Gather each line containing the string "JSON" from these entries.

* EXCERPTED RECORDS:
################

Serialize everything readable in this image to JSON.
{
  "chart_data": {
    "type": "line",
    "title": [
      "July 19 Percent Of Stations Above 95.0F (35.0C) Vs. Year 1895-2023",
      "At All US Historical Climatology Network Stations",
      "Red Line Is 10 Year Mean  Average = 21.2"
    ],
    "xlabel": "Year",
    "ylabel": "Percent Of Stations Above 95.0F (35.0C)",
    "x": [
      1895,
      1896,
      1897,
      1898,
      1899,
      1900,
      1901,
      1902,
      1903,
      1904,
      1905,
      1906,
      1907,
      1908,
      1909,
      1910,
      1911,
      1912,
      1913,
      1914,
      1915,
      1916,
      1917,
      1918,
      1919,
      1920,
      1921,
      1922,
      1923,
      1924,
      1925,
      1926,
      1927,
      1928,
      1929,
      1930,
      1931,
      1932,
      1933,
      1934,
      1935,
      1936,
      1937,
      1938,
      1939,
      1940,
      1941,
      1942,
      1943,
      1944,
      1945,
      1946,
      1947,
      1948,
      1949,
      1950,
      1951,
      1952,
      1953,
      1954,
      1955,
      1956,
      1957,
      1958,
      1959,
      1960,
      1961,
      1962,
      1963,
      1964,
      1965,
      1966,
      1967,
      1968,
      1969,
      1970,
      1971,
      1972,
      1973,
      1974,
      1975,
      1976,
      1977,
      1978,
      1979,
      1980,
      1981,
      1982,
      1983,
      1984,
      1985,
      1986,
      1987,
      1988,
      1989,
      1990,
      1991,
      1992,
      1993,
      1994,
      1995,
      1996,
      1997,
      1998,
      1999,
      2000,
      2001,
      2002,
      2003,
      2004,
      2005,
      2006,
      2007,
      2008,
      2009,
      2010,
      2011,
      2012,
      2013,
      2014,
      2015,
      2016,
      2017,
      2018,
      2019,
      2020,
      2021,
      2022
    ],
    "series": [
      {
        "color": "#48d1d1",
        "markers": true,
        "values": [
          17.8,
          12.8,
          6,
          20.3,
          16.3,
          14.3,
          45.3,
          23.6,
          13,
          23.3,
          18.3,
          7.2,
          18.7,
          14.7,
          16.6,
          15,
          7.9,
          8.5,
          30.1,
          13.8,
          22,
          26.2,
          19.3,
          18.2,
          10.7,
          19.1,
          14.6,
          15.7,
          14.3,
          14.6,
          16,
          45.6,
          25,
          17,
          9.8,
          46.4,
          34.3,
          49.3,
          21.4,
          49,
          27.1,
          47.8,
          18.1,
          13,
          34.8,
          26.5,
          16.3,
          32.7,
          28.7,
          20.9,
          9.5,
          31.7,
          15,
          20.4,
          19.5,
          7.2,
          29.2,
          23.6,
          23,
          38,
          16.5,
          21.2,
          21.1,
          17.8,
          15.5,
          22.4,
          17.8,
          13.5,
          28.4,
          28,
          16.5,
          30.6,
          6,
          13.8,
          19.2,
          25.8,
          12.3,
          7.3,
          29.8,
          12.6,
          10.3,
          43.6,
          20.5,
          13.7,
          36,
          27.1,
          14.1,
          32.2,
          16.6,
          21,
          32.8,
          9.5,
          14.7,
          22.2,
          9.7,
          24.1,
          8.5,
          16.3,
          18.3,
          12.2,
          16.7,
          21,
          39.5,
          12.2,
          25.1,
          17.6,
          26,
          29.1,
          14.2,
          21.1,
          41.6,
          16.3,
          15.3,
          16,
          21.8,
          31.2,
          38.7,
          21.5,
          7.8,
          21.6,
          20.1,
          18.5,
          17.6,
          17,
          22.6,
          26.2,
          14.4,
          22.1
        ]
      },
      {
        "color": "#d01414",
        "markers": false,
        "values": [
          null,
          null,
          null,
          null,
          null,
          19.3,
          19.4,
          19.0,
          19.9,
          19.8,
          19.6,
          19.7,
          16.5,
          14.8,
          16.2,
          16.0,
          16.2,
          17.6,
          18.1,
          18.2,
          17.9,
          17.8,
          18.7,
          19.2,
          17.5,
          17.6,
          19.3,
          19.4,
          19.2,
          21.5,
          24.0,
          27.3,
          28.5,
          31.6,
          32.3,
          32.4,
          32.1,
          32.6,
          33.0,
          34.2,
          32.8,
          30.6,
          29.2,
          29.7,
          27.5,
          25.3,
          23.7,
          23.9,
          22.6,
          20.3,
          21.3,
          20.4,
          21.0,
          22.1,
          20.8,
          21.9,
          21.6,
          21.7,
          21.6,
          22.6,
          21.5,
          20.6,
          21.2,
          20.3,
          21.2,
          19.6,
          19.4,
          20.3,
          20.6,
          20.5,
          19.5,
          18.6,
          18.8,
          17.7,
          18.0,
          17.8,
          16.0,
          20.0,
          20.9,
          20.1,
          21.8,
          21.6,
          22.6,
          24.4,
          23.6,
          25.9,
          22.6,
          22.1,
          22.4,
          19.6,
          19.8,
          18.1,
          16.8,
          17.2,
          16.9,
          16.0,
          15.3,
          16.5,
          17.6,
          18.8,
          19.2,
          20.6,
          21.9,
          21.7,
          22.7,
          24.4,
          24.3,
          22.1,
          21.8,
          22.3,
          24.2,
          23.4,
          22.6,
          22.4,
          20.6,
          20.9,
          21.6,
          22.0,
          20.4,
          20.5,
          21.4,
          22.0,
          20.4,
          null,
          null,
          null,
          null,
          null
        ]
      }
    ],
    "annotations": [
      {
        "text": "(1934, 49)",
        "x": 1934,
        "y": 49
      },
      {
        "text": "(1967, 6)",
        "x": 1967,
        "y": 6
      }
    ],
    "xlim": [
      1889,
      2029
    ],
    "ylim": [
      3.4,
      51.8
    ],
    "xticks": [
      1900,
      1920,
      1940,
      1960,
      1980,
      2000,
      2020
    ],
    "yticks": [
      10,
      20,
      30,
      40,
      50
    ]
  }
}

################

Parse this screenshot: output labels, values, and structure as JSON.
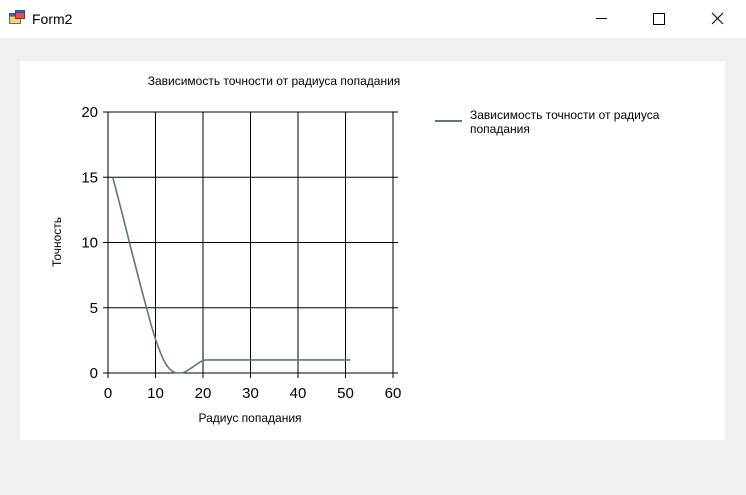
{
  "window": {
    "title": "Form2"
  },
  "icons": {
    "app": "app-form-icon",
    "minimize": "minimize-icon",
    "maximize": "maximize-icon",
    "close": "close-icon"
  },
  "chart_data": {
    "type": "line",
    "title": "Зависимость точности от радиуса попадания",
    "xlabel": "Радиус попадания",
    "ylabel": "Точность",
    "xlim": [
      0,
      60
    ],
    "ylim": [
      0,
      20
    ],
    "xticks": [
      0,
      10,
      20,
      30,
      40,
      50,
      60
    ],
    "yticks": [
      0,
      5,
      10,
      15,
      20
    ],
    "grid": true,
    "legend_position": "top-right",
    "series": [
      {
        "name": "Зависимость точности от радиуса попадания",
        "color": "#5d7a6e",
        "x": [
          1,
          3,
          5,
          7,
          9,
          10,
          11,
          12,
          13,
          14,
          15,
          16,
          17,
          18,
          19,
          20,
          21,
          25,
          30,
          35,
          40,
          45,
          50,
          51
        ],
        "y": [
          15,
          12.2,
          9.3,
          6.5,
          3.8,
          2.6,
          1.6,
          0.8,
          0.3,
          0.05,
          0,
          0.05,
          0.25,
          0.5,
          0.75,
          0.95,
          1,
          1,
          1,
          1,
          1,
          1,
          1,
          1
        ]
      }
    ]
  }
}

################

* SOLUTION TO THE EXERCISE:
Serialize everything readable in this image to JSON.
Parse this screenshot: output labels, values, and structure as JSON.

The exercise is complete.